-------- Extracted entries

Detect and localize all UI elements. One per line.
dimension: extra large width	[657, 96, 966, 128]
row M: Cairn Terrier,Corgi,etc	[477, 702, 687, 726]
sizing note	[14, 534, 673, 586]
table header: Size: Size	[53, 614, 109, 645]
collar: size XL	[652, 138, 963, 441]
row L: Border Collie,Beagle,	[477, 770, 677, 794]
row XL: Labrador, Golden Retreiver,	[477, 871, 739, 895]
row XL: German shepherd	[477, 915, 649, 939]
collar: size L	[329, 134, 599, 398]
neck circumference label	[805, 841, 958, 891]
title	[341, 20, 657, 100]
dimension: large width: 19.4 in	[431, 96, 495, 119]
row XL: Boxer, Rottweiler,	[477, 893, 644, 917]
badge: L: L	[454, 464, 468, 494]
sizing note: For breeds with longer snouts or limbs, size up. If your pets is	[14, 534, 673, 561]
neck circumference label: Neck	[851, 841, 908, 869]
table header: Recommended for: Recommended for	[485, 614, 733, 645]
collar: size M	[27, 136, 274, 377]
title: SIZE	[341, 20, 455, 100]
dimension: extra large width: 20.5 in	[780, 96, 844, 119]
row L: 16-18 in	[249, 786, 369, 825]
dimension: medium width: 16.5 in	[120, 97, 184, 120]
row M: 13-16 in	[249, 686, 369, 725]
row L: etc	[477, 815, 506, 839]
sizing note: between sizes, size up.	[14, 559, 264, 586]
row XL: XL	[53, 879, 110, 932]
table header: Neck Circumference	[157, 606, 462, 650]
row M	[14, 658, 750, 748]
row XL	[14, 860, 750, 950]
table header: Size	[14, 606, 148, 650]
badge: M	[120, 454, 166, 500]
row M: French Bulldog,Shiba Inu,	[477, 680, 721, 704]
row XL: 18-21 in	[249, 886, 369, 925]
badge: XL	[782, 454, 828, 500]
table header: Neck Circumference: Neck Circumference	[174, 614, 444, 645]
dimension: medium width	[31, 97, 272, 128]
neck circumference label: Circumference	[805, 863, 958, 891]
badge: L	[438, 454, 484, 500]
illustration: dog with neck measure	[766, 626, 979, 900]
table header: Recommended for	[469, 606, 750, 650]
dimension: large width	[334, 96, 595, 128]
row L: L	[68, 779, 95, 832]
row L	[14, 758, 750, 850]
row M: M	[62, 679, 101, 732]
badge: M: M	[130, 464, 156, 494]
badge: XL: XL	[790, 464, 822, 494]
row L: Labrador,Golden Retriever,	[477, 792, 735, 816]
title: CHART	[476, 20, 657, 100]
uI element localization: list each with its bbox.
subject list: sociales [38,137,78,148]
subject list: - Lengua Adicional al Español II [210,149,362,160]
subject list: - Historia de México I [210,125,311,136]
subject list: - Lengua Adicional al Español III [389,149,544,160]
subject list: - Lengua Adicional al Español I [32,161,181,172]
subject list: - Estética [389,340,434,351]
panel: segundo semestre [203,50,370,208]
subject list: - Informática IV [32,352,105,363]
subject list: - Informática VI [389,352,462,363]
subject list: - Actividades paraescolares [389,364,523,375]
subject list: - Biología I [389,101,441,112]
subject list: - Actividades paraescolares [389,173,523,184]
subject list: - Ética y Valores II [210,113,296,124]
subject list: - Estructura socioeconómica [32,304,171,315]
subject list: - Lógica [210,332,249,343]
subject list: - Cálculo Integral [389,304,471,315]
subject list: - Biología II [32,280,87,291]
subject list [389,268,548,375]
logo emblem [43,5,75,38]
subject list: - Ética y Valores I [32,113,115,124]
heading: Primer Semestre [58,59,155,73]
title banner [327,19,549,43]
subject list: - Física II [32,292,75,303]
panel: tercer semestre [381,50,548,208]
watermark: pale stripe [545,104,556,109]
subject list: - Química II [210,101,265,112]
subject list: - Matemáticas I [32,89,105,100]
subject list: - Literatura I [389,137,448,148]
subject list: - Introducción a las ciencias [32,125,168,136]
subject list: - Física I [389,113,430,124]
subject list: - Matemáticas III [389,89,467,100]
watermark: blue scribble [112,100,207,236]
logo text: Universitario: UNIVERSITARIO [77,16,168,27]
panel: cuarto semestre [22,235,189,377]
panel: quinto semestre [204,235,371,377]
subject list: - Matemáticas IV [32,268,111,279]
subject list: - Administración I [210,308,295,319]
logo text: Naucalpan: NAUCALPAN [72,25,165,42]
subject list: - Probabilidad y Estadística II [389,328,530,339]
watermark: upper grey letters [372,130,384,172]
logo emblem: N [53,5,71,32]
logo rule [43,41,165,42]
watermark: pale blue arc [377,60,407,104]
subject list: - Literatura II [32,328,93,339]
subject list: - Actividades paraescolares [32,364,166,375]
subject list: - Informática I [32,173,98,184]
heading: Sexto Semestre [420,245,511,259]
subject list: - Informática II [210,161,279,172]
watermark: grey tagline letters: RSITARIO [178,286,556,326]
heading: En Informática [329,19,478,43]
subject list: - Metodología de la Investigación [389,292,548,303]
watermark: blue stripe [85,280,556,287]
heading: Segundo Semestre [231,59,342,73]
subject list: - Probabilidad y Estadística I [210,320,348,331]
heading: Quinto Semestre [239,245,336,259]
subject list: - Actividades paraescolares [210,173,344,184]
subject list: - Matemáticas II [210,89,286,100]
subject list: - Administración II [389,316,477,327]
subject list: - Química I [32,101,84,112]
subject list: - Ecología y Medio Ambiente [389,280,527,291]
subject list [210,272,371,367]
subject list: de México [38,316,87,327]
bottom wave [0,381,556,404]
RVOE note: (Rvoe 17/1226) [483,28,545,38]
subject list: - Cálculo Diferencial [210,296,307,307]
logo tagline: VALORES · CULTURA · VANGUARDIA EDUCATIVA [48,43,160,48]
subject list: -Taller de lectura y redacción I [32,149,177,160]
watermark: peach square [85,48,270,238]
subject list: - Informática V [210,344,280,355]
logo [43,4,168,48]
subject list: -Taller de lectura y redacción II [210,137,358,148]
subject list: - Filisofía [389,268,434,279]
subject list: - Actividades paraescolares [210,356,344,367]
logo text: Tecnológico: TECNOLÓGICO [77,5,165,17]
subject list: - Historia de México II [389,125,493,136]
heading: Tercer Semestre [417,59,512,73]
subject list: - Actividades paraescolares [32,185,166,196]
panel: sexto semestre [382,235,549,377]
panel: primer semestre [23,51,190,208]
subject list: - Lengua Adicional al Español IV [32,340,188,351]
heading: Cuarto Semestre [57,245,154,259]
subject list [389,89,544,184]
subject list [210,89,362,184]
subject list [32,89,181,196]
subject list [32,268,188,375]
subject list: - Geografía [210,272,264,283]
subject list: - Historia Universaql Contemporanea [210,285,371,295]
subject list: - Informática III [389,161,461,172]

----------------

Update the rows above by replacing every occurrence of "neck circumference label" with "neck size label", leaving everything else unchanged.

Detect and localize all UI elements. One per line.
dimension: extra large width	[657, 96, 966, 128]
row M: Cairn Terrier,Corgi,etc	[477, 702, 687, 726]
sizing note	[14, 534, 673, 586]
table header: Size: Size	[53, 614, 109, 645]
collar: size XL	[652, 138, 963, 441]
row L: Border Collie,Beagle,	[477, 770, 677, 794]
row XL: Labrador, Golden Retreiver,	[477, 871, 739, 895]
row XL: German shepherd	[477, 915, 649, 939]
collar: size L	[329, 134, 599, 398]
neck size label	[805, 841, 958, 891]
title	[341, 20, 657, 100]
dimension: large width: 19.4 in	[431, 96, 495, 119]
row XL: Boxer, Rottweiler,	[477, 893, 644, 917]
badge: L: L	[454, 464, 468, 494]
sizing note: For breeds with longer snouts or limbs, size up. If your pets is	[14, 534, 673, 561]
neck size label: Neck	[851, 841, 908, 869]
table header: Recommended for: Recommended for	[485, 614, 733, 645]
collar: size M	[27, 136, 274, 377]
title: SIZE	[341, 20, 455, 100]
dimension: extra large width: 20.5 in	[780, 96, 844, 119]
row L: 16-18 in	[249, 786, 369, 825]
dimension: medium width: 16.5 in	[120, 97, 184, 120]
row M: 13-16 in	[249, 686, 369, 725]
row L: etc	[477, 815, 506, 839]
sizing note: between sizes, size up.	[14, 559, 264, 586]
row XL: XL	[53, 879, 110, 932]
table header: Neck Circumference	[157, 606, 462, 650]
row M	[14, 658, 750, 748]
row XL	[14, 860, 750, 950]
table header: Size	[14, 606, 148, 650]
badge: M	[120, 454, 166, 500]
row M: French Bulldog,Shiba Inu,	[477, 680, 721, 704]
row XL: 18-21 in	[249, 886, 369, 925]
badge: XL	[782, 454, 828, 500]
table header: Neck Circumference: Neck Circumference	[174, 614, 444, 645]
dimension: medium width	[31, 97, 272, 128]
neck size label: Circumference	[805, 863, 958, 891]
badge: L	[438, 454, 484, 500]
illustration: dog with neck measure	[766, 626, 979, 900]
table header: Recommended for	[469, 606, 750, 650]
dimension: large width	[334, 96, 595, 128]
row L: L	[68, 779, 95, 832]
row L	[14, 758, 750, 850]
row M: M	[62, 679, 101, 732]
badge: M: M	[130, 464, 156, 494]
badge: XL: XL	[790, 464, 822, 494]
row L: Labrador,Golden Retriever,	[477, 792, 735, 816]
title: CHART	[476, 20, 657, 100]
uI element localization: list each with its bbox.
subject list: sociales [38,137,78,148]
subject list: - Lengua Adicional al Español II [210,149,362,160]
subject list: - Historia de México I [210,125,311,136]
subject list: - Lengua Adicional al Español III [389,149,544,160]
subject list: - Lengua Adicional al Español I [32,161,181,172]
subject list: - Estética [389,340,434,351]
panel: segundo semestre [203,50,370,208]
subject list: - Informática IV [32,352,105,363]
subject list: - Informática VI [389,352,462,363]
subject list: - Actividades paraescolares [389,364,523,375]
subject list: - Biología I [389,101,441,112]
subject list: - Actividades paraescolares [389,173,523,184]
subject list: - Ética y Valores II [210,113,296,124]
subject list: - Estructura socioeconómica [32,304,171,315]
subject list: - Lógica [210,332,249,343]
subject list: - Cálculo Integral [389,304,471,315]
subject list: - Biología II [32,280,87,291]
subject list [389,268,548,375]
logo emblem [43,5,75,38]
subject list: - Ética y Valores I [32,113,115,124]
heading: Primer Semestre [58,59,155,73]
title banner [327,19,549,43]
subject list: - Física II [32,292,75,303]
panel: tercer semestre [381,50,548,208]
watermark: pale stripe [545,104,556,109]
subject list: - Química II [210,101,265,112]
subject list: - Matemáticas I [32,89,105,100]
subject list: - Literatura I [389,137,448,148]
subject list: - Introducción a las ciencias [32,125,168,136]
subject list: - Física I [389,113,430,124]
subject list: - Matemáticas III [389,89,467,100]
watermark: blue scribble [112,100,207,236]
logo text: Universitario: UNIVERSITARIO [77,16,168,27]
panel: cuarto semestre [22,235,189,377]
panel: quinto semestre [204,235,371,377]
subject list: - Matemáticas IV [32,268,111,279]
subject list: - Administración I [210,308,295,319]
logo text: Naucalpan: NAUCALPAN [72,25,165,42]
subject list: - Probabilidad y Estadística II [389,328,530,339]
watermark: upper grey letters [372,130,384,172]
logo emblem: N [53,5,71,32]
logo rule [43,41,165,42]
watermark: pale blue arc [377,60,407,104]
subject list: - Literatura II [32,328,93,339]
subject list: - Actividades paraescolares [32,364,166,375]
subject list: - Informática I [32,173,98,184]
heading: Sexto Semestre [420,245,511,259]
subject list: - Informática II [210,161,279,172]
watermark: grey tagline letters: RSITARIO [178,286,556,326]
heading: En Informática [329,19,478,43]
subject list: - Metodología de la Investigación [389,292,548,303]
watermark: blue stripe [85,280,556,287]
heading: Segundo Semestre [231,59,342,73]
subject list: - Probabilidad y Estadística I [210,320,348,331]
heading: Quinto Semestre [239,245,336,259]
subject list: - Actividades paraescolares [210,173,344,184]
subject list: - Matemáticas II [210,89,286,100]
subject list: - Administración II [389,316,477,327]
subject list: - Química I [32,101,84,112]
subject list: - Ecología y Medio Ambiente [389,280,527,291]
subject list [210,272,371,367]
subject list: de México [38,316,87,327]
bottom wave [0,381,556,404]
RVOE note: (Rvoe 17/1226) [483,28,545,38]
subject list: - Cálculo Diferencial [210,296,307,307]
logo tagline: VALORES · CULTURA · VANGUARDIA EDUCATIVA [48,43,160,48]
subject list: -Taller de lectura y redacción I [32,149,177,160]
watermark: peach square [85,48,270,238]
subject list: - Informática V [210,344,280,355]
logo [43,4,168,48]
subject list: -Taller de lectura y redacción II [210,137,358,148]
subject list: - Filisofía [389,268,434,279]
subject list: - Actividades paraescolares [210,356,344,367]
logo text: Tecnológico: TECNOLÓGICO [77,5,165,17]
subject list: - Historia de México II [389,125,493,136]
heading: Tercer Semestre [417,59,512,73]
subject list: - Actividades paraescolares [32,185,166,196]
panel: sexto semestre [382,235,549,377]
panel: primer semestre [23,51,190,208]
subject list: - Lengua Adicional al Español IV [32,340,188,351]
heading: Cuarto Semestre [57,245,154,259]
subject list [389,89,544,184]
subject list [210,89,362,184]
subject list [32,89,181,196]
subject list [32,268,188,375]
subject list: - Geografía [210,272,264,283]
subject list: - Historia Universaql Contemporanea [210,285,371,295]
subject list: - Informática III [389,161,461,172]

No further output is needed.